━━ Data shown ━━
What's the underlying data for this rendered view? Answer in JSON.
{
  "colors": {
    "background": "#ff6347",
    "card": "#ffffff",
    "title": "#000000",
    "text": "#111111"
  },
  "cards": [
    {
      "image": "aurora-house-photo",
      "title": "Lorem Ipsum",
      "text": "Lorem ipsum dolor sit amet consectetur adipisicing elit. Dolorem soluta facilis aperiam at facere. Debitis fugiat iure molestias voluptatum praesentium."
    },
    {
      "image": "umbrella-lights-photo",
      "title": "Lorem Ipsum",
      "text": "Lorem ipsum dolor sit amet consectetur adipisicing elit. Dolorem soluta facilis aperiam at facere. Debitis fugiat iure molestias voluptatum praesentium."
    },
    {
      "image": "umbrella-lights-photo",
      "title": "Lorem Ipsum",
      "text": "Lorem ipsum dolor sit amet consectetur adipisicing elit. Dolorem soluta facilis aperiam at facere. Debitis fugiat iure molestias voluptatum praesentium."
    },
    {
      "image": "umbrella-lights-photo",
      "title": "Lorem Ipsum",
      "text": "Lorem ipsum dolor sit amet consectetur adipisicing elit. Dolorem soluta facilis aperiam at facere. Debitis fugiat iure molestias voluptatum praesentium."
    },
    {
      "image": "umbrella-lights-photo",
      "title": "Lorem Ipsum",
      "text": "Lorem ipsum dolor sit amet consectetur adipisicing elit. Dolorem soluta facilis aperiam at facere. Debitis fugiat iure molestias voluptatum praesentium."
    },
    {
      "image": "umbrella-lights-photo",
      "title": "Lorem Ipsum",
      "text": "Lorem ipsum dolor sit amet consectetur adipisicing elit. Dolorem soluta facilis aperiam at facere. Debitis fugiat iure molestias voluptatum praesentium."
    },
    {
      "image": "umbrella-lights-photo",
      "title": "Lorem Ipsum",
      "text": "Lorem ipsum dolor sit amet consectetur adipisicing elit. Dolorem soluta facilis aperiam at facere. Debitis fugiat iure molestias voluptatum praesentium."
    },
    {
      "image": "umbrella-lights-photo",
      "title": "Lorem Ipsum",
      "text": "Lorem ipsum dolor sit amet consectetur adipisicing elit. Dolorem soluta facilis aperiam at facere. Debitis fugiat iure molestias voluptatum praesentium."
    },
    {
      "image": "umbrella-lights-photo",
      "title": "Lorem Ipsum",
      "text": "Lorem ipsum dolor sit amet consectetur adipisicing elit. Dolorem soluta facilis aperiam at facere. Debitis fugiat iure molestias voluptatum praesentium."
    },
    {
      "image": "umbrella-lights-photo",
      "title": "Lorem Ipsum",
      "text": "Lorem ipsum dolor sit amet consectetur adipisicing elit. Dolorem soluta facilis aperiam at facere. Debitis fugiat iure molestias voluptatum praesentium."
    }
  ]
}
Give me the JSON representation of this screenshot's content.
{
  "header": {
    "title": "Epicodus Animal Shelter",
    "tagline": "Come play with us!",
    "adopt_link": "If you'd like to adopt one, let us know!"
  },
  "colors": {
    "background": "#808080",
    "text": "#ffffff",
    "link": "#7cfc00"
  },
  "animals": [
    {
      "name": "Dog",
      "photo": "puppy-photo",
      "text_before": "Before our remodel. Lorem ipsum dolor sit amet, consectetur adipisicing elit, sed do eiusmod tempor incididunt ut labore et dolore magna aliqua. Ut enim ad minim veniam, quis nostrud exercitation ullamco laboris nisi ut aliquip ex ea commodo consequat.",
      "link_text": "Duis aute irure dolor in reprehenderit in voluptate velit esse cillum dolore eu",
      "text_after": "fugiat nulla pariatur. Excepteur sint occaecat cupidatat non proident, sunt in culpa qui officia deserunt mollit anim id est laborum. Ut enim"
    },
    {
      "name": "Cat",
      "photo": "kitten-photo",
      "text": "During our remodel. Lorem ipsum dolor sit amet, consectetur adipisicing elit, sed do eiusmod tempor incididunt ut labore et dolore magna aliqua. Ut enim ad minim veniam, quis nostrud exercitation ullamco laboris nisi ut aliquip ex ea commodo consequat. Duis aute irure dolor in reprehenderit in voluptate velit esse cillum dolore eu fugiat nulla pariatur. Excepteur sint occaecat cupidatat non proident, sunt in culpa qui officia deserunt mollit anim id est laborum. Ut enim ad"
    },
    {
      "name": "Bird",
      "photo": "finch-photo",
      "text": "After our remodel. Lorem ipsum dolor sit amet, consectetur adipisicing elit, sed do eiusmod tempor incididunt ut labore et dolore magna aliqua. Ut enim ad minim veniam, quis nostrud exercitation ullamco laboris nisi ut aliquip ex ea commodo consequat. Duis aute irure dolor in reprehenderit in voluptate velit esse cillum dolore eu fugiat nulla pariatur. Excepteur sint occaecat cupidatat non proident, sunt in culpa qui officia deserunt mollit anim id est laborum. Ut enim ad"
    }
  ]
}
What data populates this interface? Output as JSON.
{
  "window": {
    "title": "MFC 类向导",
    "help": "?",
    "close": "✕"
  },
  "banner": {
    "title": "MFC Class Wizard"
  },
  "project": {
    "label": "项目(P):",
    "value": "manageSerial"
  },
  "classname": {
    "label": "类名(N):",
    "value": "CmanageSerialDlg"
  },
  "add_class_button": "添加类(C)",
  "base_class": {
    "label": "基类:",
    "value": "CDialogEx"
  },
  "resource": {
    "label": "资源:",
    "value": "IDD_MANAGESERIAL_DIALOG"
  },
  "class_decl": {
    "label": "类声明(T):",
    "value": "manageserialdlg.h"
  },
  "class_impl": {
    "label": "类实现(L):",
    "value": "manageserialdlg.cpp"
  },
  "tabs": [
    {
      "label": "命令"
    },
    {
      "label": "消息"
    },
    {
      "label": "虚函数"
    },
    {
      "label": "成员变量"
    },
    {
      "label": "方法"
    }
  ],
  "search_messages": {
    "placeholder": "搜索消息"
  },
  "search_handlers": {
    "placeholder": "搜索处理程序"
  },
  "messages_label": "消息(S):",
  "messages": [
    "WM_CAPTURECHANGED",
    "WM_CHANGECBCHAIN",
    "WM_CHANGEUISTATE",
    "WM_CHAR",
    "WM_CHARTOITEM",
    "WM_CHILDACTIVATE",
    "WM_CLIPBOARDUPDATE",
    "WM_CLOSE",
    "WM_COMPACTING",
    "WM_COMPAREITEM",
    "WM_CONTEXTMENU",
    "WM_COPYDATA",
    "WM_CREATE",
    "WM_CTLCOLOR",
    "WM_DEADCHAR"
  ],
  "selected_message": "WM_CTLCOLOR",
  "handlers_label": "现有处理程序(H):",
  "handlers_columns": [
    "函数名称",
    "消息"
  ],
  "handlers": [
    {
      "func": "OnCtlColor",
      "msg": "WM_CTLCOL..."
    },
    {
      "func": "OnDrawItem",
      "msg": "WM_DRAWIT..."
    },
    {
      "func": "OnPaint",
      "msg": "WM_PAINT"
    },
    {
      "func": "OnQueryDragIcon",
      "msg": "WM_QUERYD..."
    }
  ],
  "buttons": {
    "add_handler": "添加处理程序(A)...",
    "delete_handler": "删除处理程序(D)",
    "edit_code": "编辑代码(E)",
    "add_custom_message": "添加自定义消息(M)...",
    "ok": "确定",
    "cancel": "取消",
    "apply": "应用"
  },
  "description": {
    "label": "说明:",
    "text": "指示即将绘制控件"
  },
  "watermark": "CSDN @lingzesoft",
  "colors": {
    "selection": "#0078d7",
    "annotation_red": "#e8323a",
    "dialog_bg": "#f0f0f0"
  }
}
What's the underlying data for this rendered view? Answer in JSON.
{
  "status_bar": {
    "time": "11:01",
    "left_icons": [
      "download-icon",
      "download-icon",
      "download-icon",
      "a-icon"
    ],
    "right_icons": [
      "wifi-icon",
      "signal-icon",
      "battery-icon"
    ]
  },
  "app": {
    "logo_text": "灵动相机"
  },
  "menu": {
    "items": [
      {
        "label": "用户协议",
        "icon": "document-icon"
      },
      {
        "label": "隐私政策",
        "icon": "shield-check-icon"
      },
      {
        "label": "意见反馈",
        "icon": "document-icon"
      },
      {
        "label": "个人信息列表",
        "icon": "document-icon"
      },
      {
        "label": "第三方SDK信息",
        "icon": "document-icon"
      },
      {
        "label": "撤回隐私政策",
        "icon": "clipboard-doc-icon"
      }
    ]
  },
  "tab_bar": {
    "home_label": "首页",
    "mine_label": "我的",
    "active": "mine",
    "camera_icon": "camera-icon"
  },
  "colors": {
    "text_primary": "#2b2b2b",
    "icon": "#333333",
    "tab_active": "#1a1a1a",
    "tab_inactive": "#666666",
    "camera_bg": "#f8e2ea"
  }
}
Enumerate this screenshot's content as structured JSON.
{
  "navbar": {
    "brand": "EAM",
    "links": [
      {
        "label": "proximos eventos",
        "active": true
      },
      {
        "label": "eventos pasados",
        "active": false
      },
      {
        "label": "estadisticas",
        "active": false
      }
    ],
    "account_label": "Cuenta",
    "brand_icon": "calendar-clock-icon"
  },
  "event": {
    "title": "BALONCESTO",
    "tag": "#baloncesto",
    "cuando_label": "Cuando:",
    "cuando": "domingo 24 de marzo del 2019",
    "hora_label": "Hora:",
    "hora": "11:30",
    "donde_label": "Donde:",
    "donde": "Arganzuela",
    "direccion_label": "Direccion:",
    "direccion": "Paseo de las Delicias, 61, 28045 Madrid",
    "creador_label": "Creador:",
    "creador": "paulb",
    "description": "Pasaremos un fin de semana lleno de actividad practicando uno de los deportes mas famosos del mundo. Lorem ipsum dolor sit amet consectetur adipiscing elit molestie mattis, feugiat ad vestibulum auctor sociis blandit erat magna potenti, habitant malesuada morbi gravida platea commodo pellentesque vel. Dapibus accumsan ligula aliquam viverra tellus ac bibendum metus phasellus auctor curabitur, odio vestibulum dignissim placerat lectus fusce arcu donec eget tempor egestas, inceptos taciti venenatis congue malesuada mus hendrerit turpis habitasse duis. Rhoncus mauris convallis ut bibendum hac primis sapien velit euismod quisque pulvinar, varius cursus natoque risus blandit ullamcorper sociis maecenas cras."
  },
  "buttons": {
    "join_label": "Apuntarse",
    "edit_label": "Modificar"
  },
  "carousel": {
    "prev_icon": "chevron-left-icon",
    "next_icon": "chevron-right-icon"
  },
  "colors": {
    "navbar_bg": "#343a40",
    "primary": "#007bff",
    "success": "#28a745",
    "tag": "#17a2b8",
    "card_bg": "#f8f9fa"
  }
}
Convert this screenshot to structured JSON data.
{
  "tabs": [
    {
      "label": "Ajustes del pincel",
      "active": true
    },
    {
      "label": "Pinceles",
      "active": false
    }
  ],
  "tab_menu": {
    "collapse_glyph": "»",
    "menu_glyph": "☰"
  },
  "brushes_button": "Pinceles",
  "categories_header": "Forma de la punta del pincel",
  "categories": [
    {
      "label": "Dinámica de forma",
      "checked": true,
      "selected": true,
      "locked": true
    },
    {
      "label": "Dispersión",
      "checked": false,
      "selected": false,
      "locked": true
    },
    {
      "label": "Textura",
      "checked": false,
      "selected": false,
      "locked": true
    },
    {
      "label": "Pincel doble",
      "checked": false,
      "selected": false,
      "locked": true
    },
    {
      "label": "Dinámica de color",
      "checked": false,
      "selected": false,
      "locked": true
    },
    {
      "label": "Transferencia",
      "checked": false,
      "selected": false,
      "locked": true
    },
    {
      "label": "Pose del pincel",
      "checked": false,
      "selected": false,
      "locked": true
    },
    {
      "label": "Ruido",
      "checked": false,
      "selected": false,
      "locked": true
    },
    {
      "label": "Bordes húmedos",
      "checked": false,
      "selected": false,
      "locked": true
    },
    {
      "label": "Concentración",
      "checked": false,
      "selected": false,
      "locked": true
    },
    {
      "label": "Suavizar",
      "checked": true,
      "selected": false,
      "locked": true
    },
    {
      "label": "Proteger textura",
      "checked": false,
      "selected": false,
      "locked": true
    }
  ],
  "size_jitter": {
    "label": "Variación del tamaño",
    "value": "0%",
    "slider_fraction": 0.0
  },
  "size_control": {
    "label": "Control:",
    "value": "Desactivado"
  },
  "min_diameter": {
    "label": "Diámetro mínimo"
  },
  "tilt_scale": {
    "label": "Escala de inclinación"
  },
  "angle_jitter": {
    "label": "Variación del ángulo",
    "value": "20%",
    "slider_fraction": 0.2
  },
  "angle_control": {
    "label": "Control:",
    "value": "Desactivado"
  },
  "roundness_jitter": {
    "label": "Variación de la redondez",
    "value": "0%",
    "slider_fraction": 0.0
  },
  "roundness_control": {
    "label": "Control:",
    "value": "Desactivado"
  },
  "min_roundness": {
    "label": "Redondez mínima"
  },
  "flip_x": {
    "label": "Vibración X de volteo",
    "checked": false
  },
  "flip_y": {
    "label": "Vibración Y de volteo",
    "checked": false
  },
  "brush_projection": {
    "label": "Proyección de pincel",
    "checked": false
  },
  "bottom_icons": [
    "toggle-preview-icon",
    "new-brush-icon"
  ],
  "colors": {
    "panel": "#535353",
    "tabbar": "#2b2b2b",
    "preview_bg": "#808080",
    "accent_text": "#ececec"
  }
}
━━━
Find the lines of the material that hold the word "placeholder" and report their count alone.

2